The exercise.
Extract each line from the entries below that has the string "percent" in it.

___ Dataset entries

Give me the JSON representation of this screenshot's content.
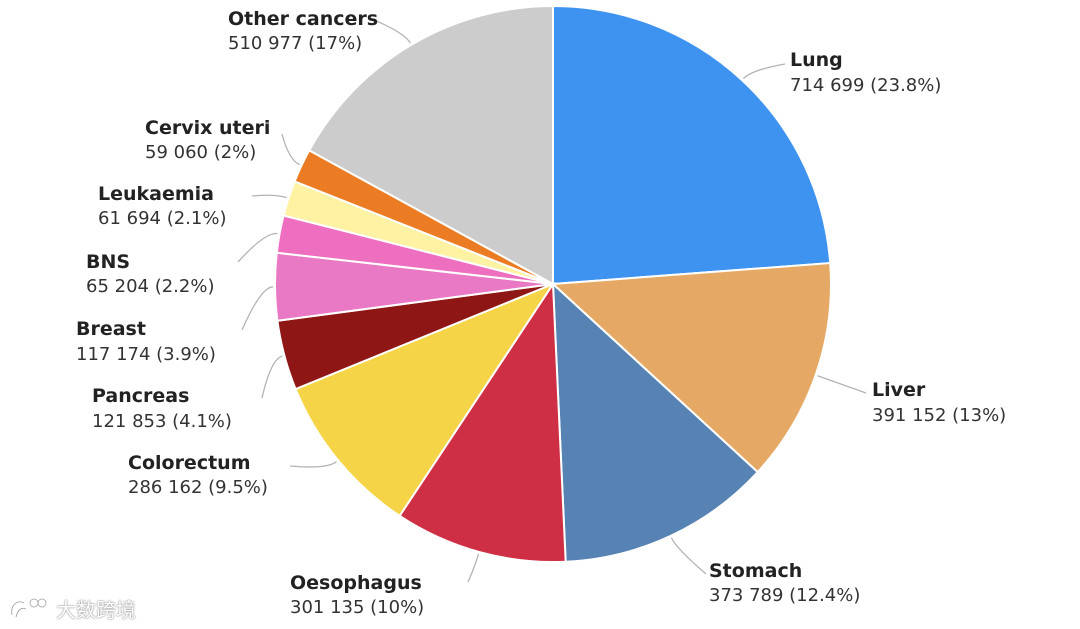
{
  "chart_data": {
    "type": "pie",
    "title": "",
    "slices": [
      {
        "label": "Lung",
        "value": 714699,
        "value_text": "714 699 (23.8%)",
        "percent": 23.8,
        "color": "#3f93f0"
      },
      {
        "label": "Liver",
        "value": 391152,
        "value_text": "391 152 (13%)",
        "percent": 13,
        "color": "#e6a965"
      },
      {
        "label": "Stomach",
        "value": 373789,
        "value_text": "373 789 (12.4%)",
        "percent": 12.4,
        "color": "#5683b4"
      },
      {
        "label": "Oesophagus",
        "value": 301135,
        "value_text": "301 135 (10%)",
        "percent": 10,
        "color": "#cf2f45"
      },
      {
        "label": "Colorectum",
        "value": 286162,
        "value_text": "286 162 (9.5%)",
        "percent": 9.5,
        "color": "#f6d447"
      },
      {
        "label": "Pancreas",
        "value": 121853,
        "value_text": "121 853 (4.1%)",
        "percent": 4.1,
        "color": "#8e1614"
      },
      {
        "label": "Breast",
        "value": 117174,
        "value_text": "117 174 (3.9%)",
        "percent": 3.9,
        "color": "#e978c5"
      },
      {
        "label": "BNS",
        "value": 65204,
        "value_text": "65 204 (2.2%)",
        "percent": 2.2,
        "color": "#ee6fbf"
      },
      {
        "label": "Leukaemia",
        "value": 61694,
        "value_text": "61 694 (2.1%)",
        "percent": 2.1,
        "color": "#fff2a3"
      },
      {
        "label": "Cervix uteri",
        "value": 59060,
        "value_text": "59 060 (2%)",
        "percent": 2,
        "color": "#eb7c24"
      },
      {
        "label": "Other cancers",
        "value": 510977,
        "value_text": "510 977 (17%)",
        "percent": 17,
        "color": "#cccccc"
      }
    ],
    "start_direction": "top",
    "order": "clockwise",
    "legend": "none",
    "labels": "outside-with-leader-lines"
  },
  "watermark": {
    "text": "大数跨境",
    "icon": "watermark-logo-icon"
  }
}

______

Finished answer.
        "percent": 23.8,
        "percent": 13,
        "percent": 12.4,
        "percent": 10,
        "percent": 9.5,
        "percent": 4.1,
        "percent": 3.9,
        "percent": 2.2,
        "percent": 2.1,
        "percent": 2,
        "percent": 17,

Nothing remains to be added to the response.